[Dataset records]
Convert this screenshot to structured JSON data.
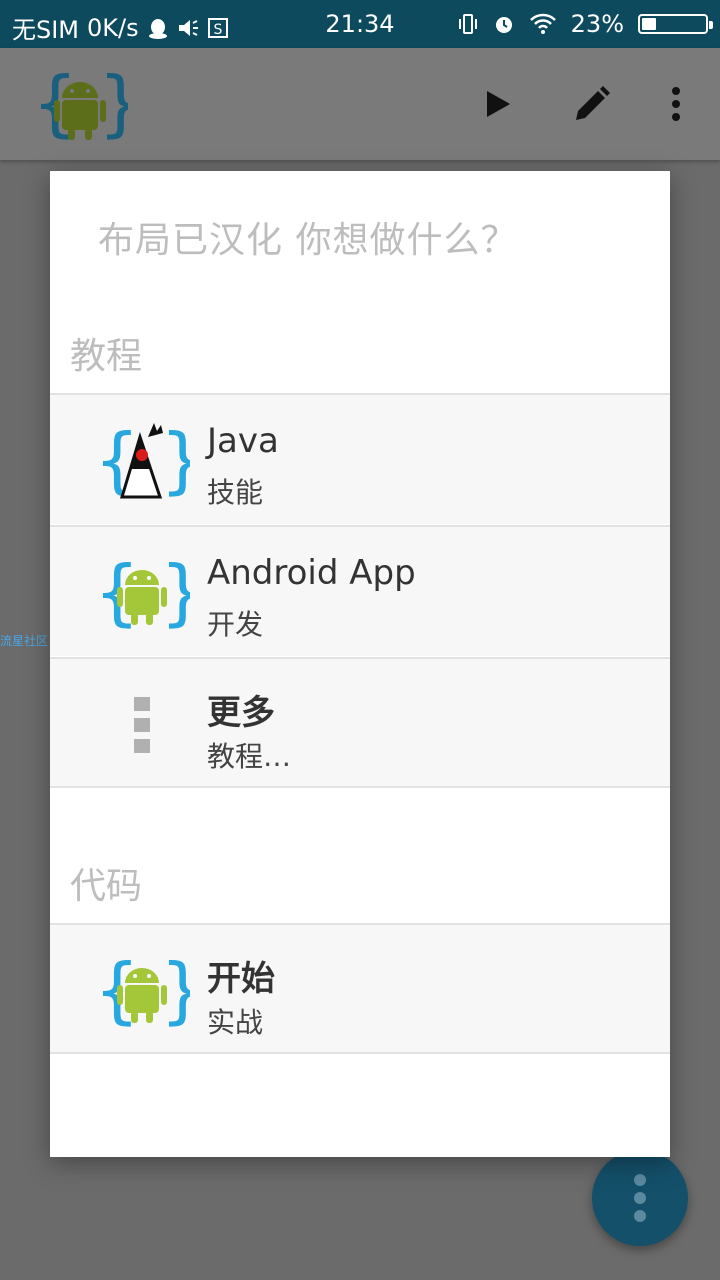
{
  "status": {
    "carrier": "无SIM",
    "speed": "0K/s",
    "time": "21:34",
    "battery": "23%",
    "battery_level": 0.23
  },
  "toolbar": {
    "icons": [
      "android-logo-icon",
      "play-icon",
      "pencil-icon",
      "overflow-menu-icon"
    ]
  },
  "side_caption": "流星社区",
  "dialog": {
    "title": "布局已汉化 你想做什么？",
    "sections": [
      {
        "header": "教程",
        "items": [
          {
            "title": "Java",
            "subtitle": "技能",
            "icon": "java-duke-icon"
          },
          {
            "title": "Android App",
            "subtitle": "开发",
            "icon": "android-icon"
          },
          {
            "title": "更多",
            "subtitle": "教程…",
            "icon": "more-dots-icon"
          }
        ]
      },
      {
        "header": "代码",
        "items": [
          {
            "title": "开始",
            "subtitle": "实战",
            "icon": "android-icon"
          }
        ]
      }
    ]
  },
  "colors": {
    "status_bar": "#0e4a5e",
    "scrim": "#6b6b6b",
    "fab": "#14506a",
    "android_green": "#a4c639",
    "bracket_blue": "#29a8e0"
  }
}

TASK: Repeat the material above verbatim. Leave the pictures behind.

RESULT:
Convert this screenshot to structured JSON data.
{
  "status": {
    "carrier": "无SIM",
    "speed": "0K/s",
    "time": "21:34",
    "battery": "23%",
    "battery_level": 0.23
  },
  "toolbar": {
    "icons": [
      "android-logo-icon",
      "play-icon",
      "pencil-icon",
      "overflow-menu-icon"
    ]
  },
  "side_caption": "流星社区",
  "dialog": {
    "title": "布局已汉化 你想做什么？",
    "sections": [
      {
        "header": "教程",
        "items": [
          {
            "title": "Java",
            "subtitle": "技能",
            "icon": "java-duke-icon"
          },
          {
            "title": "Android App",
            "subtitle": "开发",
            "icon": "android-icon"
          },
          {
            "title": "更多",
            "subtitle": "教程…",
            "icon": "more-dots-icon"
          }
        ]
      },
      {
        "header": "代码",
        "items": [
          {
            "title": "开始",
            "subtitle": "实战",
            "icon": "android-icon"
          }
        ]
      }
    ]
  },
  "colors": {
    "status_bar": "#0e4a5e",
    "scrim": "#6b6b6b",
    "fab": "#14506a",
    "android_green": "#a4c639",
    "bracket_blue": "#29a8e0"
  }
}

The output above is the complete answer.